- [GIVEN PROBLEM]: Your task is to reproduce the material exactly.

- [STORED ROWS]:
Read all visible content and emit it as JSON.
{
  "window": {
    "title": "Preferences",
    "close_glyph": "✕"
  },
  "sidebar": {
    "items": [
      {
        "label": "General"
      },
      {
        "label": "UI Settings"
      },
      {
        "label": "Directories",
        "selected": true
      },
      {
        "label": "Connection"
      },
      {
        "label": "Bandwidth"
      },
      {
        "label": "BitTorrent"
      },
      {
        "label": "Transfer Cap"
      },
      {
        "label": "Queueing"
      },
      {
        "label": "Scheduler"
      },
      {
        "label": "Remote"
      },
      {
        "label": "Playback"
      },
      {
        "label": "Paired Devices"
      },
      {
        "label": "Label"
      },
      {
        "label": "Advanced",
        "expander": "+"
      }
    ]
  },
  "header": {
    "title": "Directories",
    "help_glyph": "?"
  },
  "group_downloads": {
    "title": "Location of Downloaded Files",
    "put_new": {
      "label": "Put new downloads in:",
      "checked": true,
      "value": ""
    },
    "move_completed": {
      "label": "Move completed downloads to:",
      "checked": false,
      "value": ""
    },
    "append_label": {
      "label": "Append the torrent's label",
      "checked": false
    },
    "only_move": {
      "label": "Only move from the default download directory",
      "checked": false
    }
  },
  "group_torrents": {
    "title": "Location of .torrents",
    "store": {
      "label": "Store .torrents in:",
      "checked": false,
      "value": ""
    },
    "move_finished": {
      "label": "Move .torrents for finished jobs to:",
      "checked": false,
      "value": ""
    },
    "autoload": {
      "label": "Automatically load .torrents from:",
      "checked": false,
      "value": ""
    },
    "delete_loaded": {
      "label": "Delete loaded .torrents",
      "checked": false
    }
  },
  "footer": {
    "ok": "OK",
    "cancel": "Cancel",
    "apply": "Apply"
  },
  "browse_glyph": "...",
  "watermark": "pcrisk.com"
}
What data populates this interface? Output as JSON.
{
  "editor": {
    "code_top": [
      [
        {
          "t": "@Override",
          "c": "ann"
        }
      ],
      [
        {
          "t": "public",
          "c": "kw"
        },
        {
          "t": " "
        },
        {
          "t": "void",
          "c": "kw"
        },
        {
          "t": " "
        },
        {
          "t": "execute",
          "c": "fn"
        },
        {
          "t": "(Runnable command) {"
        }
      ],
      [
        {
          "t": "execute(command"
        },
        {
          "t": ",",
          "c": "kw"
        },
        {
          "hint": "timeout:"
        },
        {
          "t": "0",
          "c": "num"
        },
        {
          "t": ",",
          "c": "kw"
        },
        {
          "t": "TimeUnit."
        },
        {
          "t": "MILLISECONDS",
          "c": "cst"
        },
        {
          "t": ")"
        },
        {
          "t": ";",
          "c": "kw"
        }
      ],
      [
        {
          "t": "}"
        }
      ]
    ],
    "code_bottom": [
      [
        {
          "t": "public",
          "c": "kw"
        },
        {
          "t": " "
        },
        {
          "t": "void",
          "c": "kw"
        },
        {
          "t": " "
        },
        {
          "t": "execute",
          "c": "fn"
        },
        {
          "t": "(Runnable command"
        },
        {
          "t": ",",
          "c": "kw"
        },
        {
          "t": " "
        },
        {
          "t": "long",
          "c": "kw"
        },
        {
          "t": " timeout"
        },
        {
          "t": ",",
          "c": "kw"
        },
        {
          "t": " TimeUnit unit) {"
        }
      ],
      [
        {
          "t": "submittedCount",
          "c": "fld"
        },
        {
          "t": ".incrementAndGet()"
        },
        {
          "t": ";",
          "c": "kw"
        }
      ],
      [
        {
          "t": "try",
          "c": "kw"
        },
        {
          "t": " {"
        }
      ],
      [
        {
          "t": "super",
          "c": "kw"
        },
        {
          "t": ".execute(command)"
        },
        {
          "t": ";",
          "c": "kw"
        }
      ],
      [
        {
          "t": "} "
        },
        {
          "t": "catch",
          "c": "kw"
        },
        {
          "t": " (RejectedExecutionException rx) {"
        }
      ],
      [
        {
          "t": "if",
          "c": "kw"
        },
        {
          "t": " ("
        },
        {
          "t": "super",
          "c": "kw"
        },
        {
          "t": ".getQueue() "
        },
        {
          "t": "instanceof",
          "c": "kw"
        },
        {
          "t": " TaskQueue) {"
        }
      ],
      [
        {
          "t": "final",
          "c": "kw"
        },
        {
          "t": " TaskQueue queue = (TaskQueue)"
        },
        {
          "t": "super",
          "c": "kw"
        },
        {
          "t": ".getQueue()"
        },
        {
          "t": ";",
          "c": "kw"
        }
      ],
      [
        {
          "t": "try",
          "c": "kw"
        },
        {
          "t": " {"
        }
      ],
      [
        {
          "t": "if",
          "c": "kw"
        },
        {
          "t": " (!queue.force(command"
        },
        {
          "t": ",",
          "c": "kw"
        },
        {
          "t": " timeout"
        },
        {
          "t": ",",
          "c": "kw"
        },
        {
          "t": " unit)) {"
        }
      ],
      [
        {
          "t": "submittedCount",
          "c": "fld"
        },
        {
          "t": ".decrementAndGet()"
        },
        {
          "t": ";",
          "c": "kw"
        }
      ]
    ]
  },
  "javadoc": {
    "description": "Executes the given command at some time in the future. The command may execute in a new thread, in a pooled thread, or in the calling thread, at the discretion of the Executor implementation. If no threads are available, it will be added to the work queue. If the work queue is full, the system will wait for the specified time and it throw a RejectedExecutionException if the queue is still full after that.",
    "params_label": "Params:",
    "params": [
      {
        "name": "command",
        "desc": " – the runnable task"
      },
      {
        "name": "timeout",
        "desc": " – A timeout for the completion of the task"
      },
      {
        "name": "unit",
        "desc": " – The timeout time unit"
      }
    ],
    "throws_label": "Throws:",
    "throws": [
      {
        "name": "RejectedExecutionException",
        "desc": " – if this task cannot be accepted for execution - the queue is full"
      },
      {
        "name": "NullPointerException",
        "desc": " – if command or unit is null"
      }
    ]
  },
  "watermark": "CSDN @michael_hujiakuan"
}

- [OUTPUT OF THE TASK]:
Read all visible content and emit it as JSON.
{
  "window": {
    "title": "Preferences",
    "close_glyph": "✕"
  },
  "sidebar": {
    "items": [
      {
        "label": "General"
      },
      {
        "label": "UI Settings"
      },
      {
        "label": "Directories",
        "selected": true
      },
      {
        "label": "Connection"
      },
      {
        "label": "Bandwidth"
      },
      {
        "label": "BitTorrent"
      },
      {
        "label": "Transfer Cap"
      },
      {
        "label": "Queueing"
      },
      {
        "label": "Scheduler"
      },
      {
        "label": "Remote"
      },
      {
        "label": "Playback"
      },
      {
        "label": "Paired Devices"
      },
      {
        "label": "Label"
      },
      {
        "label": "Advanced",
        "expander": "+"
      }
    ]
  },
  "header": {
    "title": "Directories",
    "help_glyph": "?"
  },
  "group_downloads": {
    "title": "Location of Downloaded Files",
    "put_new": {
      "label": "Put new downloads in:",
      "checked": true,
      "value": ""
    },
    "move_completed": {
      "label": "Move completed downloads to:",
      "checked": false,
      "value": ""
    },
    "append_label": {
      "label": "Append the torrent's label",
      "checked": false
    },
    "only_move": {
      "label": "Only move from the default download directory",
      "checked": false
    }
  },
  "group_torrents": {
    "title": "Location of .torrents",
    "store": {
      "label": "Store .torrents in:",
      "checked": false,
      "value": ""
    },
    "move_finished": {
      "label": "Move .torrents for finished jobs to:",
      "checked": false,
      "value": ""
    },
    "autoload": {
      "label": "Automatically load .torrents from:",
      "checked": false,
      "value": ""
    },
    "delete_loaded": {
      "label": "Delete loaded .torrents",
      "checked": false
    }
  },
  "footer": {
    "ok": "OK",
    "cancel": "Cancel",
    "apply": "Apply"
  },
  "browse_glyph": "...",
  "watermark": "pcrisk.com"
}
What data populates this interface? Output as JSON.
{
  "editor": {
    "code_top": [
      [
        {
          "t": "@Override",
          "c": "ann"
        }
      ],
      [
        {
          "t": "public",
          "c": "kw"
        },
        {
          "t": " "
        },
        {
          "t": "void",
          "c": "kw"
        },
        {
          "t": " "
        },
        {
          "t": "execute",
          "c": "fn"
        },
        {
          "t": "(Runnable command) {"
        }
      ],
      [
        {
          "t": "execute(command"
        },
        {
          "t": ",",
          "c": "kw"
        },
        {
          "hint": "timeout:"
        },
        {
          "t": "0",
          "c": "num"
        },
        {
          "t": ",",
          "c": "kw"
        },
        {
          "t": "TimeUnit."
        },
        {
          "t": "MILLISECONDS",
          "c": "cst"
        },
        {
          "t": ")"
        },
        {
          "t": ";",
          "c": "kw"
        }
      ],
      [
        {
          "t": "}"
        }
      ]
    ],
    "code_bottom": [
      [
        {
          "t": "public",
          "c": "kw"
        },
        {
          "t": " "
        },
        {
          "t": "void",
          "c": "kw"
        },
        {
          "t": " "
        },
        {
          "t": "execute",
          "c": "fn"
        },
        {
          "t": "(Runnable command"
        },
        {
          "t": ",",
          "c": "kw"
        },
        {
          "t": " "
        },
        {
          "t": "long",
          "c": "kw"
        },
        {
          "t": " timeout"
        },
        {
          "t": ",",
          "c": "kw"
        },
        {
          "t": " TimeUnit unit) {"
        }
      ],
      [
        {
          "t": "submittedCount",
          "c": "fld"
        },
        {
          "t": ".incrementAndGet()"
        },
        {
          "t": ";",
          "c": "kw"
        }
      ],
      [
        {
          "t": "try",
          "c": "kw"
        },
        {
          "t": " {"
        }
      ],
      [
        {
          "t": "super",
          "c": "kw"
        },
        {
          "t": ".execute(command)"
        },
        {
          "t": ";",
          "c": "kw"
        }
      ],
      [
        {
          "t": "} "
        },
        {
          "t": "catch",
          "c": "kw"
        },
        {
          "t": " (RejectedExecutionException rx) {"
        }
      ],
      [
        {
          "t": "if",
          "c": "kw"
        },
        {
          "t": " ("
        },
        {
          "t": "super",
          "c": "kw"
        },
        {
          "t": ".getQueue() "
        },
        {
          "t": "instanceof",
          "c": "kw"
        },
        {
          "t": " TaskQueue) {"
        }
      ],
      [
        {
          "t": "final",
          "c": "kw"
        },
        {
          "t": " TaskQueue queue = (TaskQueue)"
        },
        {
          "t": "super",
          "c": "kw"
        },
        {
          "t": ".getQueue()"
        },
        {
          "t": ";",
          "c": "kw"
        }
      ],
      [
        {
          "t": "try",
          "c": "kw"
        },
        {
          "t": " {"
        }
      ],
      [
        {
          "t": "if",
          "c": "kw"
        },
        {
          "t": " (!queue.force(command"
        },
        {
          "t": ",",
          "c": "kw"
        },
        {
          "t": " timeout"
        },
        {
          "t": ",",
          "c": "kw"
        },
        {
          "t": " unit)) {"
        }
      ],
      [
        {
          "t": "submittedCount",
          "c": "fld"
        },
        {
          "t": ".decrementAndGet()"
        },
        {
          "t": ";",
          "c": "kw"
        }
      ]
    ]
  },
  "javadoc": {
    "description": "Executes the given command at some time in the future. The command may execute in a new thread, in a pooled thread, or in the calling thread, at the discretion of the Executor implementation. If no threads are available, it will be added to the work queue. If the work queue is full, the system will wait for the specified time and it throw a RejectedExecutionException if the queue is still full after that.",
    "params_label": "Params:",
    "params": [
      {
        "name": "command",
        "desc": " – the runnable task"
      },
      {
        "name": "timeout",
        "desc": " – A timeout for the completion of the task"
      },
      {
        "name": "unit",
        "desc": " – The timeout time unit"
      }
    ],
    "throws_label": "Throws:",
    "throws": [
      {
        "name": "RejectedExecutionException",
        "desc": " – if this task cannot be accepted for execution - the queue is full"
      },
      {
        "name": "NullPointerException",
        "desc": " – if command or unit is null"
      }
    ]
  },
  "watermark": "CSDN @michael_hujiakuan"
}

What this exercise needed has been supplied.